══ GIVEN RECORDS ══

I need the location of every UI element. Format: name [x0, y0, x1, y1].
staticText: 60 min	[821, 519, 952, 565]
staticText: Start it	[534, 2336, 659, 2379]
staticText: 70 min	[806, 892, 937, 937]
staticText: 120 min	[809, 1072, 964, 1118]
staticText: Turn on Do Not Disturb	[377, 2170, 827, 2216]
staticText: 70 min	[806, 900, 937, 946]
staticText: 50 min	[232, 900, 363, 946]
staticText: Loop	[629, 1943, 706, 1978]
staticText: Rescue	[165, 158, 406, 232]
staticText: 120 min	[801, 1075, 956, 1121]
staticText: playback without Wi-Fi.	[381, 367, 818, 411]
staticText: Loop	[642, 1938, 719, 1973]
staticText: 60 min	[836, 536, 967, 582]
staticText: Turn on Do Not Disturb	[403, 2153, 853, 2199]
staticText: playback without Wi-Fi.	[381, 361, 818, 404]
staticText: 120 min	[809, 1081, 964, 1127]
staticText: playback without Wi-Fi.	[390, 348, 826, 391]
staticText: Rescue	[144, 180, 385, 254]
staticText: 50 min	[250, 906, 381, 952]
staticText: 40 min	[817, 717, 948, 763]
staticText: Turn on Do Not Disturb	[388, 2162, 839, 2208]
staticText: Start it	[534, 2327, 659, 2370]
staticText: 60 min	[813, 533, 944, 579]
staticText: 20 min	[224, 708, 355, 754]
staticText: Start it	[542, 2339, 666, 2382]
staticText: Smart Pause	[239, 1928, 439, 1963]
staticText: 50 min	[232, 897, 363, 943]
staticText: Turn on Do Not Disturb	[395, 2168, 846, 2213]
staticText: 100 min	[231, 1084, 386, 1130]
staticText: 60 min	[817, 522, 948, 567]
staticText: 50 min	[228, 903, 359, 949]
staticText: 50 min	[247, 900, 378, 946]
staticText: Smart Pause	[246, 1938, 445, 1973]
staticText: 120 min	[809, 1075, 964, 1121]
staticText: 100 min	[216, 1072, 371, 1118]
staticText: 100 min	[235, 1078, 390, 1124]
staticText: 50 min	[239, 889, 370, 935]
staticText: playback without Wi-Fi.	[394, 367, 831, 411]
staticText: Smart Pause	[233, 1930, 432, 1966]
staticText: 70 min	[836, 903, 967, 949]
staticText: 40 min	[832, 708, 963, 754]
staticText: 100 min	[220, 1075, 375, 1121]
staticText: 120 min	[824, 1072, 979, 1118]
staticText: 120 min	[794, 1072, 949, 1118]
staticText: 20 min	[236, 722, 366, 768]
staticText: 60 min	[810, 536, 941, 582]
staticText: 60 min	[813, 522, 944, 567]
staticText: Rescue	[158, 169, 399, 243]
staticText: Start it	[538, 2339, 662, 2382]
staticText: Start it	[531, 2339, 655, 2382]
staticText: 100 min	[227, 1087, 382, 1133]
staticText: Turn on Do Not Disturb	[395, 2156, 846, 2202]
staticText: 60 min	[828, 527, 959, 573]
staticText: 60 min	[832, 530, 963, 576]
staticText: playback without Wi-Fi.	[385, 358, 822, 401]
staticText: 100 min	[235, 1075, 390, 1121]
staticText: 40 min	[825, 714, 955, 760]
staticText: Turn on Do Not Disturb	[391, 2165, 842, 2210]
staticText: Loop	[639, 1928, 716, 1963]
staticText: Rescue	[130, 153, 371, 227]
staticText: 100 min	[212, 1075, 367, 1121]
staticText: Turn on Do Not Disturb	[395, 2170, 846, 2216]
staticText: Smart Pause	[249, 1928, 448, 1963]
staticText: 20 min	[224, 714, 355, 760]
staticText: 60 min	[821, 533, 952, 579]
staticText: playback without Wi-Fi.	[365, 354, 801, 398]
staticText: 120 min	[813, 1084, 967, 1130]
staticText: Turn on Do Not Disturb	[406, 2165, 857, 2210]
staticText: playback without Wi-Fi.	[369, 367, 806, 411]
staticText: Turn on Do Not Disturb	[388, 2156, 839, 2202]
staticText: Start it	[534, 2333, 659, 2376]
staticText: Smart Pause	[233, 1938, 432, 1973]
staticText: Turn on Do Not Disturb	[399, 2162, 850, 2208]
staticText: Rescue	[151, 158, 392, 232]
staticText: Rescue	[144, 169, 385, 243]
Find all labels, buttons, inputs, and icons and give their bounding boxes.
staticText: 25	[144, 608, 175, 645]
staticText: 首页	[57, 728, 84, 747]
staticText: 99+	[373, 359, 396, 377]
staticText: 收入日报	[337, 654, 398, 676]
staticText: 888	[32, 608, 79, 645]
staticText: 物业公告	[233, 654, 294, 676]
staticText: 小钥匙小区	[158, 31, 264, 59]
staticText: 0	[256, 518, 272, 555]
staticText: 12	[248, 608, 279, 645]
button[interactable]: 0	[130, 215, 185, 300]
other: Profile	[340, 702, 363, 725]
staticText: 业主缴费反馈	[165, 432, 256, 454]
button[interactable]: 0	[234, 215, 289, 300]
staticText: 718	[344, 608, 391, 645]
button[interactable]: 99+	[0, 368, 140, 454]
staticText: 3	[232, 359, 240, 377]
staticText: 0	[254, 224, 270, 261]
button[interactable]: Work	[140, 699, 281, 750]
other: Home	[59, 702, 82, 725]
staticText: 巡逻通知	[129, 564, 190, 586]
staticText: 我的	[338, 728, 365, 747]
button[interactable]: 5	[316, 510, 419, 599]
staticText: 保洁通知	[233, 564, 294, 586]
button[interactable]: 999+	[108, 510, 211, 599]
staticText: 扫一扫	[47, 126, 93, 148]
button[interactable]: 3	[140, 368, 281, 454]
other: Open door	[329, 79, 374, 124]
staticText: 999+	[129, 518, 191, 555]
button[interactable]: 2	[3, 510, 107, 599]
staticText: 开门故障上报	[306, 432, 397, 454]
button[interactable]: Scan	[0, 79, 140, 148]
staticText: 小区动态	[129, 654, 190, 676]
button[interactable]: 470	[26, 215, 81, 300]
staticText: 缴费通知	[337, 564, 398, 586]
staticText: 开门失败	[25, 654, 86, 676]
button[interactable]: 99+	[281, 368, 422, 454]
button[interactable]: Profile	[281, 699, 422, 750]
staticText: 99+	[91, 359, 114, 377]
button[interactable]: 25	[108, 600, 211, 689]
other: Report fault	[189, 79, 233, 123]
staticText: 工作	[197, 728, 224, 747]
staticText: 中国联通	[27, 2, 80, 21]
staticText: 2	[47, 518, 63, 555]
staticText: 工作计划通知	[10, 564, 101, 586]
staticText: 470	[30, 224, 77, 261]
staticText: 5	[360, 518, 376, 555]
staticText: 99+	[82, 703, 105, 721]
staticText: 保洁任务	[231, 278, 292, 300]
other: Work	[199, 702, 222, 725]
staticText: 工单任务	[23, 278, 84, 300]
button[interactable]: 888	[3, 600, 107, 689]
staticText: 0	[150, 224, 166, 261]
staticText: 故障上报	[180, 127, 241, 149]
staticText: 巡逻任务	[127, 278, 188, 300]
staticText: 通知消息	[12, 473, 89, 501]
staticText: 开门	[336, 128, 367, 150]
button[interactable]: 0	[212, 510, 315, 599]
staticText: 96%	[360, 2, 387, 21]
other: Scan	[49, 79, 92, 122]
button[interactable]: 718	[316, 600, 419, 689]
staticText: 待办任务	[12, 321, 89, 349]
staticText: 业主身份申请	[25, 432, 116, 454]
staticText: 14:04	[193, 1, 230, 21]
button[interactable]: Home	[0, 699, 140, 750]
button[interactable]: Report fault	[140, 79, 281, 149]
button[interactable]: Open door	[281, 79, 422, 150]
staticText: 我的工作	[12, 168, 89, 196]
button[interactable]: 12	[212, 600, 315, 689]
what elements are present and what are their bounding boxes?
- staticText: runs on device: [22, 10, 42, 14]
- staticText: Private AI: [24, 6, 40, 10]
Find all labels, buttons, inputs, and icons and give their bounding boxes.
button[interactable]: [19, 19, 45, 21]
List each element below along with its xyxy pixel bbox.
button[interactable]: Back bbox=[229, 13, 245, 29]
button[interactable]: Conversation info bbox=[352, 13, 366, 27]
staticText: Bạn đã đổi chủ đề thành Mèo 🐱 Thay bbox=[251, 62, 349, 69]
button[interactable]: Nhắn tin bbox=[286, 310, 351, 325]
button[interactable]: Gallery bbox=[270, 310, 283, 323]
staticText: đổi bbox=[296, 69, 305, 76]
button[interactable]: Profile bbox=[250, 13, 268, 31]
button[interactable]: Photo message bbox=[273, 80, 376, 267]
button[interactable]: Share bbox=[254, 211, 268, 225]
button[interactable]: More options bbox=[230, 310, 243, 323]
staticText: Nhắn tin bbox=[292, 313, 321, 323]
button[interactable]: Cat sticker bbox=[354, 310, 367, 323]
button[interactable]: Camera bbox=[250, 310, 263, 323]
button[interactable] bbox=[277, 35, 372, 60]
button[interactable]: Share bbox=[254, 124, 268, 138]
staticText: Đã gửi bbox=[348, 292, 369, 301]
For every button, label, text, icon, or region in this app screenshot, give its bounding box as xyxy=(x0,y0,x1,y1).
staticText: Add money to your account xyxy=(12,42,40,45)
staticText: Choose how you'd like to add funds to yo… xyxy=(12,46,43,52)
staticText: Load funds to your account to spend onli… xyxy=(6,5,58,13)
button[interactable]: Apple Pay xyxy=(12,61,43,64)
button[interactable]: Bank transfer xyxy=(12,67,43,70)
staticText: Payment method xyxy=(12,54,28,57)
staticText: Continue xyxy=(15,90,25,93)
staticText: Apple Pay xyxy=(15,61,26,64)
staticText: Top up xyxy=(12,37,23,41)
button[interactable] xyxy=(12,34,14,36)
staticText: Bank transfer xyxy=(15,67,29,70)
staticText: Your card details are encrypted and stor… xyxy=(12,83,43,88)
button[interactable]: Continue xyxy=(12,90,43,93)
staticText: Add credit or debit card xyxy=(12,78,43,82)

═══

Can you reproduce verbatim every line of the items, from the very first one through the line holding "903, 967, 949]", with both of those lines included?

I need the location of every UI element. Format: name [x0, y0, x1, y1].
staticText: 60 min	[821, 519, 952, 565]
staticText: Start it	[534, 2336, 659, 2379]
staticText: 70 min	[806, 892, 937, 937]
staticText: 120 min	[809, 1072, 964, 1118]
staticText: Turn on Do Not Disturb	[377, 2170, 827, 2216]
staticText: 70 min	[806, 900, 937, 946]
staticText: 50 min	[232, 900, 363, 946]
staticText: Loop	[629, 1943, 706, 1978]
staticText: Rescue	[165, 158, 406, 232]
staticText: 120 min	[801, 1075, 956, 1121]
staticText: playback without Wi-Fi.	[381, 367, 818, 411]
staticText: Loop	[642, 1938, 719, 1973]
staticText: 60 min	[836, 536, 967, 582]
staticText: Turn on Do Not Disturb	[403, 2153, 853, 2199]
staticText: playback without Wi-Fi.	[381, 361, 818, 404]
staticText: 120 min	[809, 1081, 964, 1127]
staticText: playback without Wi-Fi.	[390, 348, 826, 391]
staticText: Rescue	[144, 180, 385, 254]
staticText: 50 min	[250, 906, 381, 952]
staticText: 40 min	[817, 717, 948, 763]
staticText: Turn on Do Not Disturb	[388, 2162, 839, 2208]
staticText: Start it	[534, 2327, 659, 2370]
staticText: 60 min	[813, 533, 944, 579]
staticText: 20 min	[224, 708, 355, 754]
staticText: Start it	[542, 2339, 666, 2382]
staticText: Smart Pause	[239, 1928, 439, 1963]
staticText: 50 min	[232, 897, 363, 943]
staticText: Turn on Do Not Disturb	[395, 2168, 846, 2213]
staticText: 100 min	[231, 1084, 386, 1130]
staticText: 60 min	[817, 522, 948, 567]
staticText: 50 min	[228, 903, 359, 949]
staticText: 50 min	[247, 900, 378, 946]
staticText: Smart Pause	[246, 1938, 445, 1973]
staticText: 120 min	[809, 1075, 964, 1121]
staticText: 100 min	[216, 1072, 371, 1118]
staticText: 100 min	[235, 1078, 390, 1124]
staticText: 50 min	[239, 889, 370, 935]
staticText: playback without Wi-Fi.	[394, 367, 831, 411]
staticText: Smart Pause	[233, 1930, 432, 1966]
staticText: 70 min	[836, 903, 967, 949]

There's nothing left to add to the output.